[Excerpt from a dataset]
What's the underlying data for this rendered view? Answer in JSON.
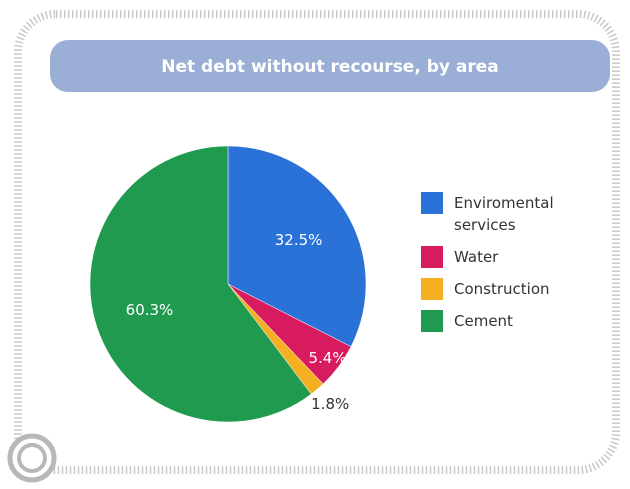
{
  "chart_data": {
    "type": "pie",
    "title": "Net debt without recourse, by area",
    "categories": [
      "Enviromental services",
      "Water",
      "Construction",
      "Cement"
    ],
    "values": [
      32.5,
      5.4,
      1.8,
      60.3
    ],
    "value_labels": [
      "32.5%",
      "5.4%",
      "1.8%",
      "60.3%"
    ],
    "colors": [
      "#2a72d8",
      "#d81b5e",
      "#f4b022",
      "#1f9a4e"
    ]
  }
}
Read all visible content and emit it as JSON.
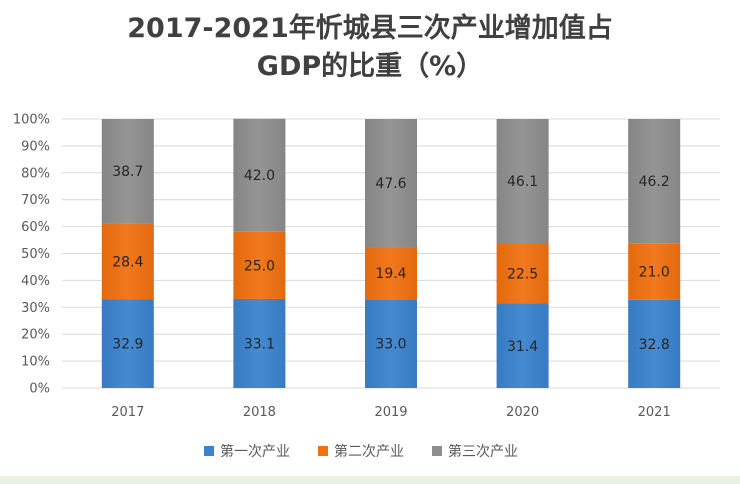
{
  "chart_data": {
    "type": "bar",
    "stacked": true,
    "title_line1": "2017-2021年忻城县三次产业增加值占",
    "title_line2": "GDP的比重（%）",
    "categories": [
      "2017",
      "2018",
      "2019",
      "2020",
      "2021"
    ],
    "series": [
      {
        "name": "第一次产业",
        "values": [
          32.9,
          33.1,
          33.0,
          31.4,
          32.8
        ],
        "color": "#3a83cf"
      },
      {
        "name": "第二次产业",
        "values": [
          28.4,
          25.0,
          19.4,
          22.5,
          21.0
        ],
        "color": "#f2700f"
      },
      {
        "name": "第三次产业",
        "values": [
          38.7,
          42.0,
          47.6,
          46.1,
          46.2
        ],
        "color": "#8e8e8e"
      }
    ],
    "y_ticks": [
      "0%",
      "10%",
      "20%",
      "30%",
      "40%",
      "50%",
      "60%",
      "70%",
      "80%",
      "90%",
      "100%"
    ],
    "ylim": [
      0,
      100
    ],
    "grid": true,
    "legend_position": "bottom"
  }
}
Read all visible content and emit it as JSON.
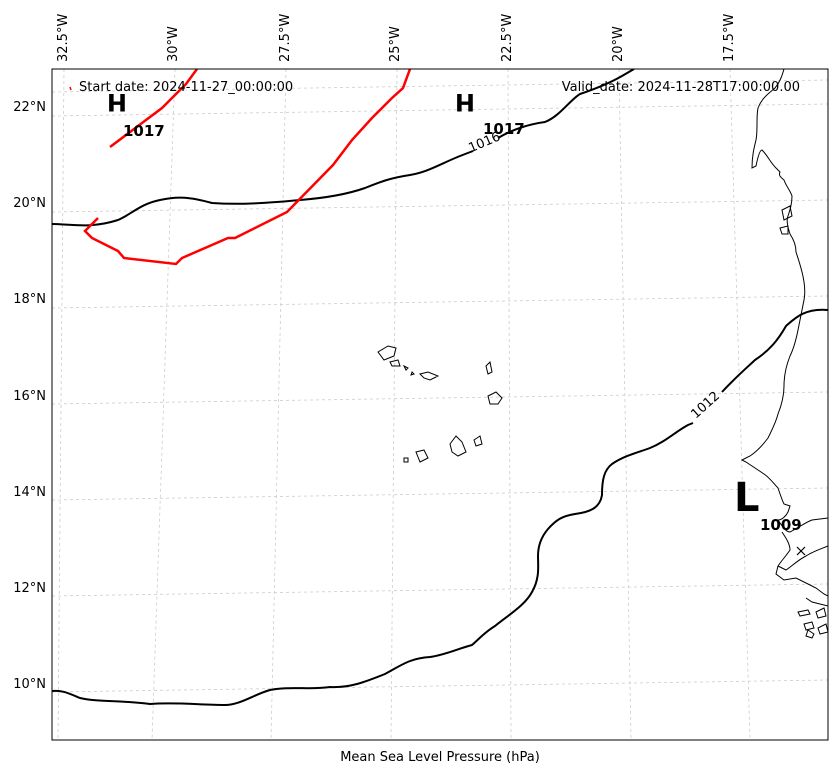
{
  "map": {
    "start_date": "Start date: 2024-11-27_00:00:00",
    "valid_date": "Valid_date: 2024-11-28T17:00:00.00",
    "xlabel": "Mean Sea Level Pressure (hPa)",
    "track_color": "#ff0000",
    "isobar_color": "#000000",
    "grid": true,
    "lon_ticks": [
      "32.5°W",
      "30°W",
      "27.5°W",
      "25°W",
      "22.5°W",
      "20°W",
      "17.5°W"
    ],
    "lat_ticks": [
      "22°N",
      "20°N",
      "18°N",
      "16°N",
      "14°N",
      "12°N",
      "10°N"
    ],
    "isobars": [
      {
        "value": 1016,
        "label": "1016"
      },
      {
        "value": 1012,
        "label": "1012"
      }
    ],
    "pressure_centers": [
      {
        "type": "high",
        "symbol": "H",
        "value": "1017"
      },
      {
        "type": "high",
        "symbol": "H",
        "value": "1017"
      },
      {
        "type": "low",
        "symbol": "L",
        "value": "1009"
      }
    ]
  }
}
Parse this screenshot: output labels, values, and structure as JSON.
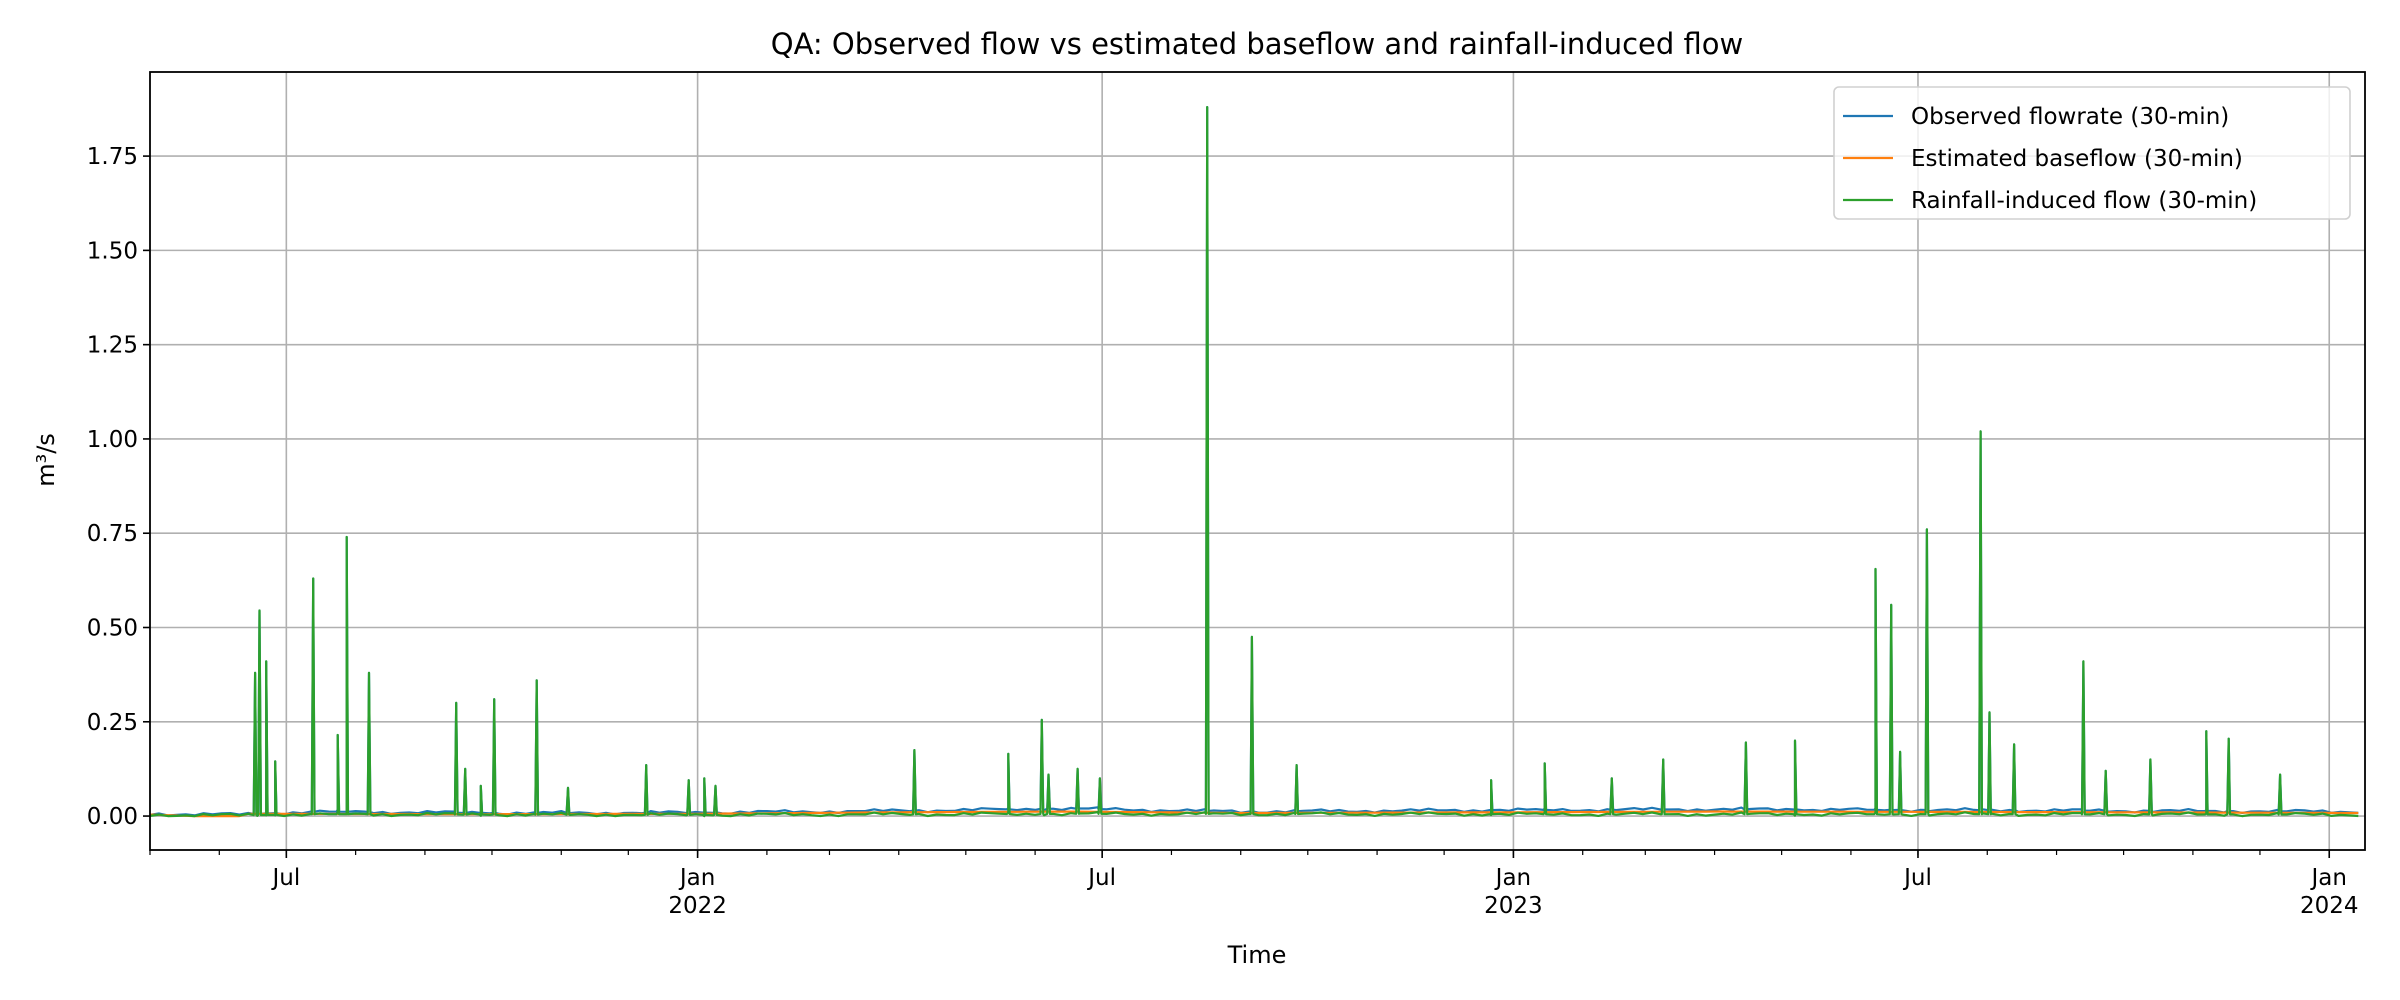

• [Exercise]: Which lines above hold the word "JSON"? Copy each of them.

• [Exercise response]:
What's the underlying data for this rendered view? Answer in JSON.
Read all visible content and emit it as JSON.
Read all visible content and emit it as JSON.
Parse this screenshot: output labels, values, and structure as JSON.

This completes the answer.